Required task:
Below are the records; pull every line that includes "image".

* BEGIN *

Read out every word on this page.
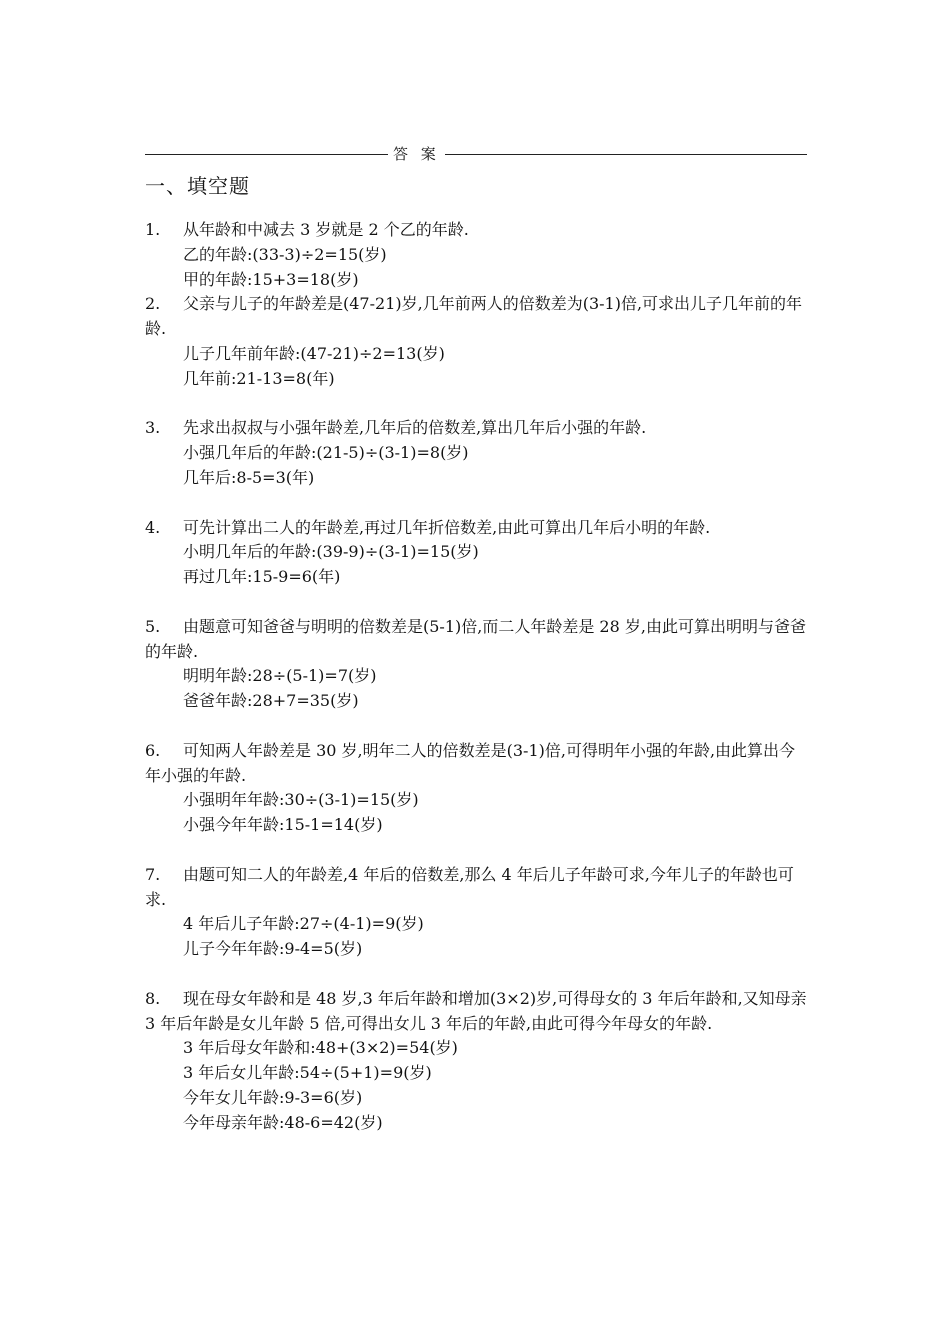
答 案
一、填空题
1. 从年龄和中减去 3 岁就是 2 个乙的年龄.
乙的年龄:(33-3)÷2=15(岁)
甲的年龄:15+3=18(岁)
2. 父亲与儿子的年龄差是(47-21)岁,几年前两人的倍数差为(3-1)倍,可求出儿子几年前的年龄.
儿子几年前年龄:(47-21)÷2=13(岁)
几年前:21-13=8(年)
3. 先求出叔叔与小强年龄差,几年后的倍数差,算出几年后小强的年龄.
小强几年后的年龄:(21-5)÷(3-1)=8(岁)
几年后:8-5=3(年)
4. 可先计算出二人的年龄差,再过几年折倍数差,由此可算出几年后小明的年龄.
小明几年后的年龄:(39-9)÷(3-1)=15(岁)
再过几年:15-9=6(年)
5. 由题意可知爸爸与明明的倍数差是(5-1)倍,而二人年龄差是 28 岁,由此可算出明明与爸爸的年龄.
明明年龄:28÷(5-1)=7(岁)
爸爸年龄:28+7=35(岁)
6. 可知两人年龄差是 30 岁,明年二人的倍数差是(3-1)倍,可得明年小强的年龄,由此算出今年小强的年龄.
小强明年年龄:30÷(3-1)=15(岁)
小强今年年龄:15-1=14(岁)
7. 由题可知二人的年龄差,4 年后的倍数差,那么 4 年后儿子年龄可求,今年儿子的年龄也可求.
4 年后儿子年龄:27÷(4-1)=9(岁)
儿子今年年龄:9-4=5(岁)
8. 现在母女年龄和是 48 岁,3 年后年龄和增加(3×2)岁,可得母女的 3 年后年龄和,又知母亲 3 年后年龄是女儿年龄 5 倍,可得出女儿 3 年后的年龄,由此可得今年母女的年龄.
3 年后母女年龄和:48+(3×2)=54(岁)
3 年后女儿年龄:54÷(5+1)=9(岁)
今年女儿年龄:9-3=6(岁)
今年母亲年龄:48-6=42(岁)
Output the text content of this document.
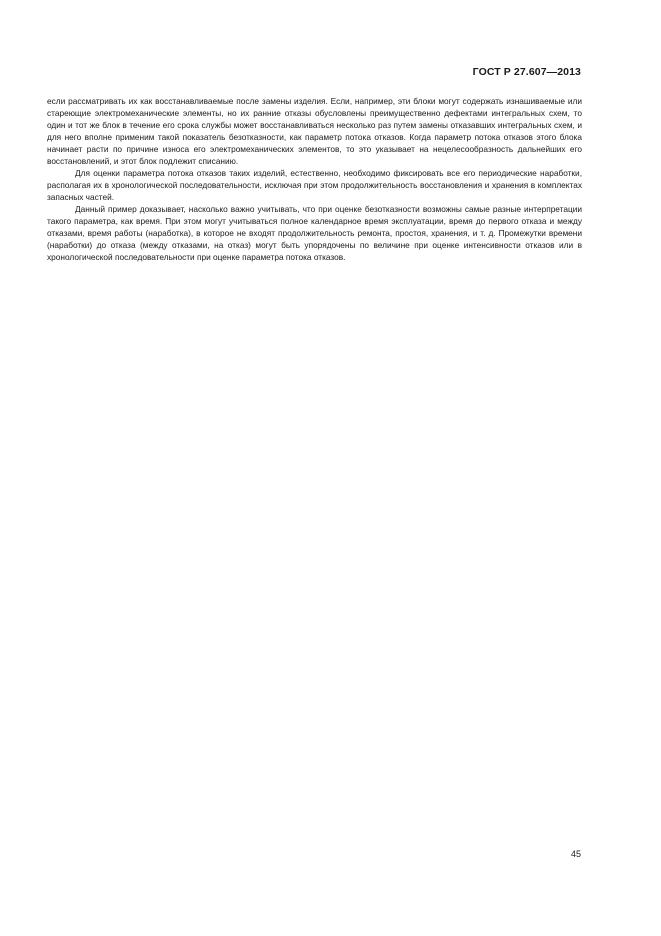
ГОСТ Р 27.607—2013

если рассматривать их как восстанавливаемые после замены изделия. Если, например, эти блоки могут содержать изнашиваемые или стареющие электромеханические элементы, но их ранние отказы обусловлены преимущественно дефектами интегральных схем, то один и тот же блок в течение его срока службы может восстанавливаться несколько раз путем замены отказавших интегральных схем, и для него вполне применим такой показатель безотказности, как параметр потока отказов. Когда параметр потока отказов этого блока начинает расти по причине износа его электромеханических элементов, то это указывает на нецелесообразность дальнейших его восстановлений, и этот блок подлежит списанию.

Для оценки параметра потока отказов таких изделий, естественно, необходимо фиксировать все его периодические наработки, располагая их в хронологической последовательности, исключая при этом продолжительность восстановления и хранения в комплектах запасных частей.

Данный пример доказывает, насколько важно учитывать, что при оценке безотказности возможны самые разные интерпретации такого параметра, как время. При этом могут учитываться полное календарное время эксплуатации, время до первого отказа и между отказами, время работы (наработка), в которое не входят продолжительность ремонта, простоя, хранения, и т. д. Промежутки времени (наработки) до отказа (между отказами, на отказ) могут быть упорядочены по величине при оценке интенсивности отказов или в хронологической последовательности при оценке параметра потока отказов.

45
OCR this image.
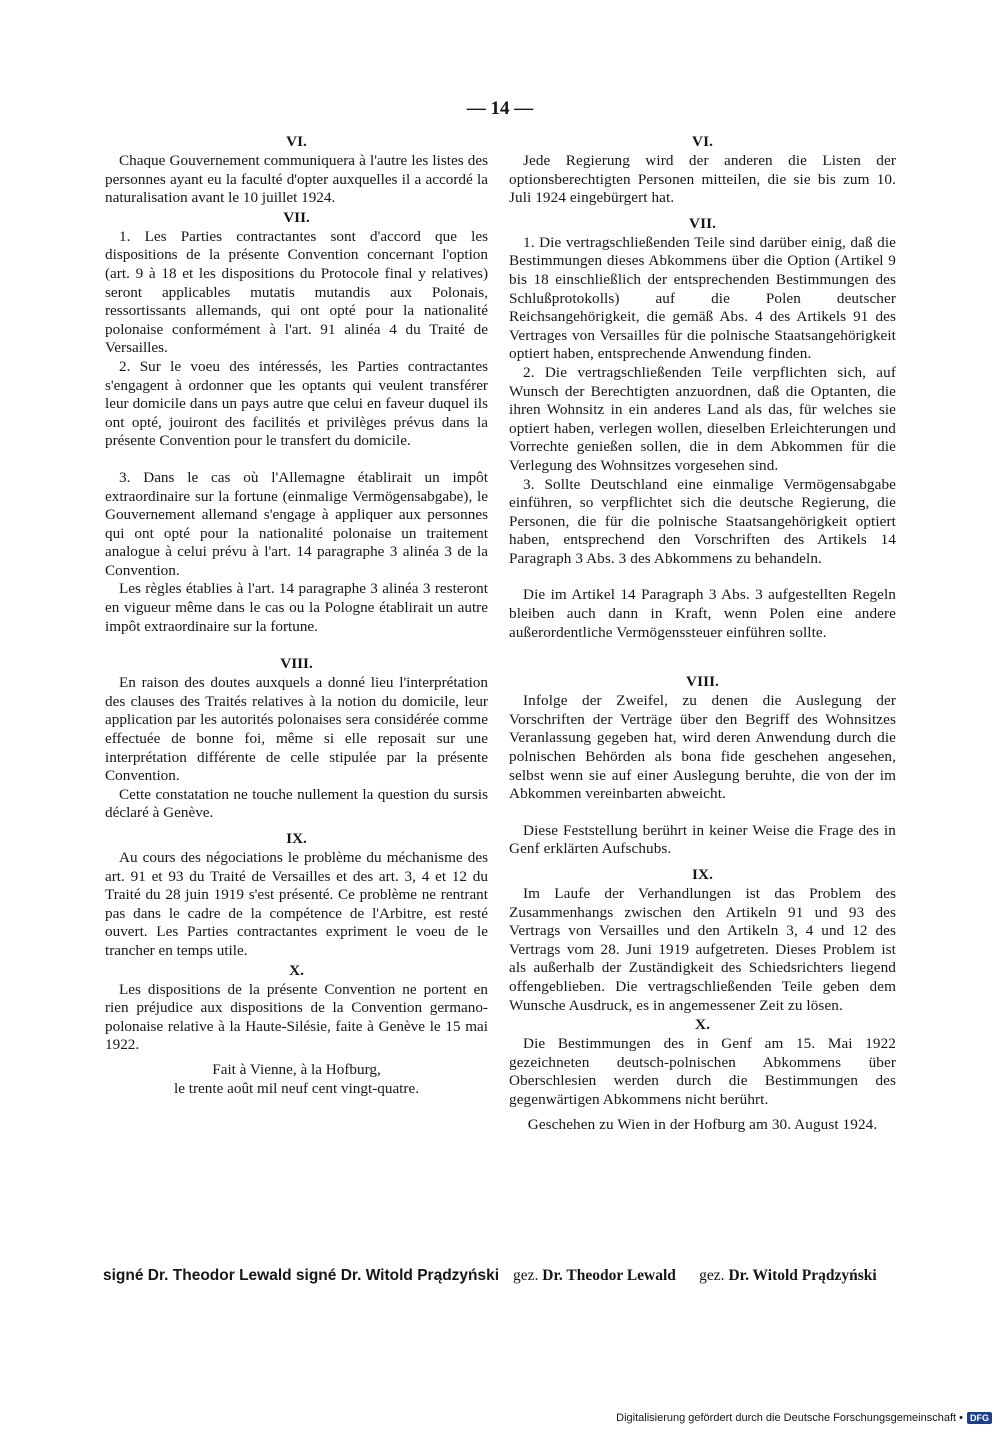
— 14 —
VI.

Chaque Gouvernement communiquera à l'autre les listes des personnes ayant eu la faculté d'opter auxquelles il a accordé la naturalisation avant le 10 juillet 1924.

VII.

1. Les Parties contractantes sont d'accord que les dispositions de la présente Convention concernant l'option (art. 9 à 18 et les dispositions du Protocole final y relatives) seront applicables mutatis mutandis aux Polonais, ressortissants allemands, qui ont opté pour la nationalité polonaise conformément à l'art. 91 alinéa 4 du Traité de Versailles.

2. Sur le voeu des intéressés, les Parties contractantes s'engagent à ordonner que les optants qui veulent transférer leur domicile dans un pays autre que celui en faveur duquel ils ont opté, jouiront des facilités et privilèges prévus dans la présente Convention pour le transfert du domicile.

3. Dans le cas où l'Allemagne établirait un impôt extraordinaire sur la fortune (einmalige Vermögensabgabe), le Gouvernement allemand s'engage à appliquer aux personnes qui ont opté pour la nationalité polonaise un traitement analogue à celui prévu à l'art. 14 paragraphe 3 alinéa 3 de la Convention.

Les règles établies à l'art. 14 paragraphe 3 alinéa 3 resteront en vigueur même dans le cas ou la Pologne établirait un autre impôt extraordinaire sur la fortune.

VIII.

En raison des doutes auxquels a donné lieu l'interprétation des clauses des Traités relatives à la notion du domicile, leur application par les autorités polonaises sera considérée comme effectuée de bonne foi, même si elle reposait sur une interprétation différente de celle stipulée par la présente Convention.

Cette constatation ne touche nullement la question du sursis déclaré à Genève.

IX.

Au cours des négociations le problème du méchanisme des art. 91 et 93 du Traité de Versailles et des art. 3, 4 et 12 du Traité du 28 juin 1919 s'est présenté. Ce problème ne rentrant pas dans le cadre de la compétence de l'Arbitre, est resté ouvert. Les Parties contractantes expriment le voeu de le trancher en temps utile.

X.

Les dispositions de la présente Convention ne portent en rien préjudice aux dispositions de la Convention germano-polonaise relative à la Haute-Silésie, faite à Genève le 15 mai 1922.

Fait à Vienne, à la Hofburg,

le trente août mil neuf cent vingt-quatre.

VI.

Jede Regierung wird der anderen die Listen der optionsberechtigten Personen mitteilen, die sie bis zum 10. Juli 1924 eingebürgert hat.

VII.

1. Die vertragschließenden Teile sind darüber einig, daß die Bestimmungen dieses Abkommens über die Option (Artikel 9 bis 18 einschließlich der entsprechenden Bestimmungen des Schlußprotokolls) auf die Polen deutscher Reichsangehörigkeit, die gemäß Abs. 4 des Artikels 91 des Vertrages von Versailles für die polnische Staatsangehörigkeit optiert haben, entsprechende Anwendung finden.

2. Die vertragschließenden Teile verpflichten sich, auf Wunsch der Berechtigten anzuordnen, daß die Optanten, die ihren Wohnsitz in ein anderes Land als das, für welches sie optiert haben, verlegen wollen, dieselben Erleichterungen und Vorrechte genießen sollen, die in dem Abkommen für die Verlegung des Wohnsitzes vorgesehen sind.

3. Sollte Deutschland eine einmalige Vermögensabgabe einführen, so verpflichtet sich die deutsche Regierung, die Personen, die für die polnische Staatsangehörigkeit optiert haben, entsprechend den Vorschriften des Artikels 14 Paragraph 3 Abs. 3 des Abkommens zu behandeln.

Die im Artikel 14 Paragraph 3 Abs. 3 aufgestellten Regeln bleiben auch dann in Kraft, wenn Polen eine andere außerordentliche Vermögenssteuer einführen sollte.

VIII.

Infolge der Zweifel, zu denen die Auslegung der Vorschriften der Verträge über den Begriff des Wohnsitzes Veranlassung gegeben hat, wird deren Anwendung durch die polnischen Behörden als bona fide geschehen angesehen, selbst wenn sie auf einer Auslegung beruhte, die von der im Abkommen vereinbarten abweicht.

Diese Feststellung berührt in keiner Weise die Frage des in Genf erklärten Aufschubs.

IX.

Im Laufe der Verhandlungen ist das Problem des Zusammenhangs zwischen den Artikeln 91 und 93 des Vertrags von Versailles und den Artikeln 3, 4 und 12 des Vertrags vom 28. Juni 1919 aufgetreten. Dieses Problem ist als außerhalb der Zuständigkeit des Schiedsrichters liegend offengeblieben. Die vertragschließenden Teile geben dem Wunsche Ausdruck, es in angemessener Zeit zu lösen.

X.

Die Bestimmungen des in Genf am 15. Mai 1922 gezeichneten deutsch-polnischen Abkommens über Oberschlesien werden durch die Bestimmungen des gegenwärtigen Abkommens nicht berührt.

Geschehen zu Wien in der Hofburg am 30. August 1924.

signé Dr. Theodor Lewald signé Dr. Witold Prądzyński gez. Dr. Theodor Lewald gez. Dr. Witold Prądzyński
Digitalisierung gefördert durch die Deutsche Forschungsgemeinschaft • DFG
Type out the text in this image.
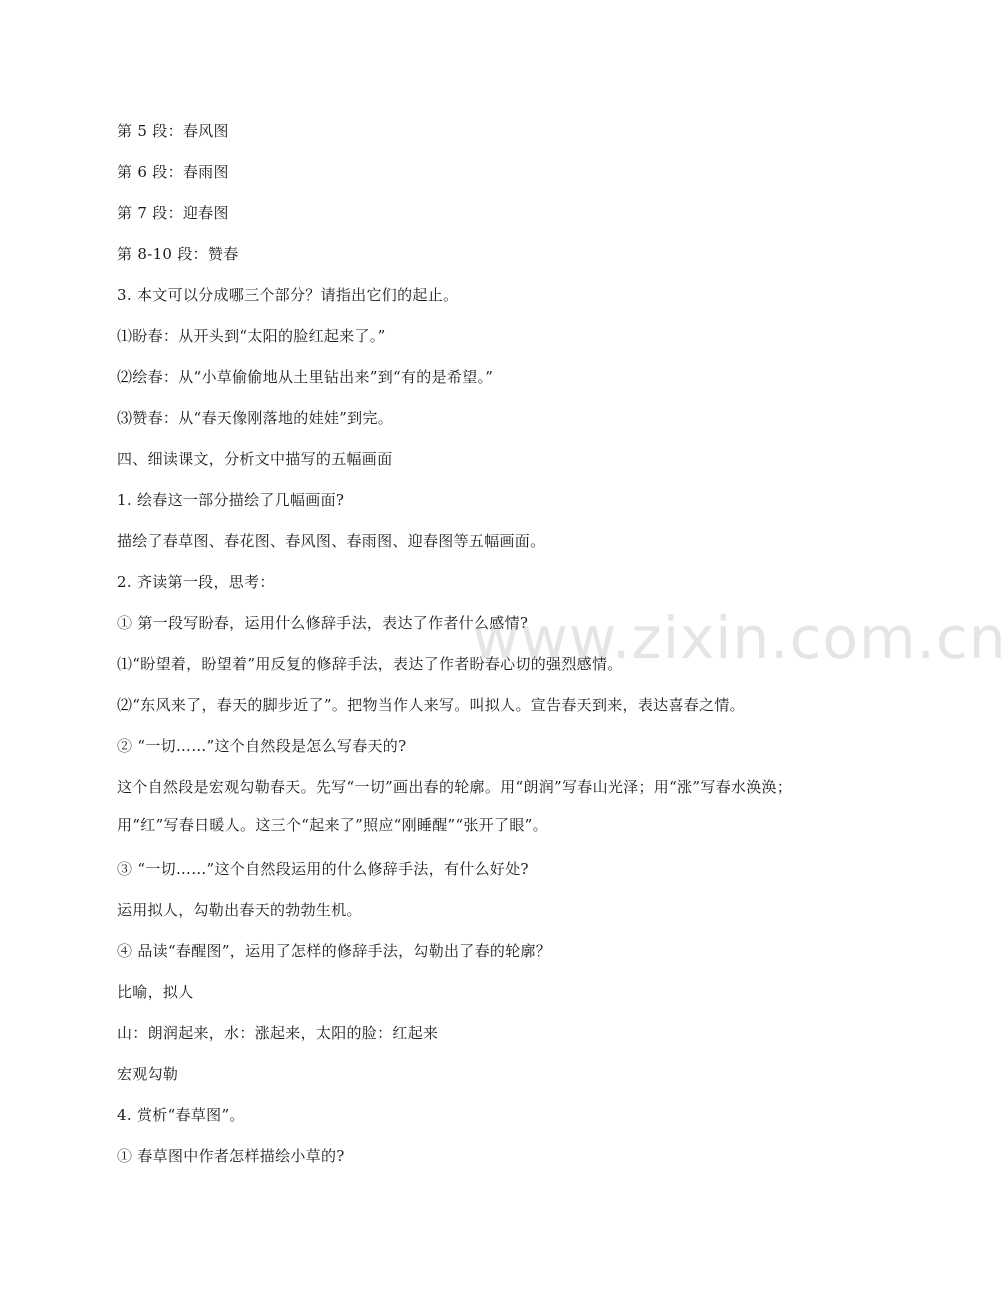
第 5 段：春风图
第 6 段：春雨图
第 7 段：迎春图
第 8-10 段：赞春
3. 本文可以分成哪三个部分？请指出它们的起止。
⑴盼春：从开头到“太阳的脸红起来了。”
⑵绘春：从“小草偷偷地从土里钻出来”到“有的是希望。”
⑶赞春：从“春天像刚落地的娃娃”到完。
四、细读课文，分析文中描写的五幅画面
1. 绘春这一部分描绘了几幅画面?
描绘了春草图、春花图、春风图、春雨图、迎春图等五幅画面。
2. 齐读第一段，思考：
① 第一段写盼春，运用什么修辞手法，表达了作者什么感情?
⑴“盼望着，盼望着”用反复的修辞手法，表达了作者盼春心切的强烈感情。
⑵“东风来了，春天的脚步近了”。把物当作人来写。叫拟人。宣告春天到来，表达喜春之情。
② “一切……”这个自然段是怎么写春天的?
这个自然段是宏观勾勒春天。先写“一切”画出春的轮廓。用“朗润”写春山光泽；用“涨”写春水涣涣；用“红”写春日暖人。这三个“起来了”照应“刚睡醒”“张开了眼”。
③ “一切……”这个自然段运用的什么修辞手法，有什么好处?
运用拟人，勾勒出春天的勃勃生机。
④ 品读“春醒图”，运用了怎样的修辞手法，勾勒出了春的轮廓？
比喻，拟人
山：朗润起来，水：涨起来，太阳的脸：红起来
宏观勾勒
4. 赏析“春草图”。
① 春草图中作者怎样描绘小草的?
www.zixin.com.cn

* END *

Exercise output:
OCR this image.
Type out the text in this image.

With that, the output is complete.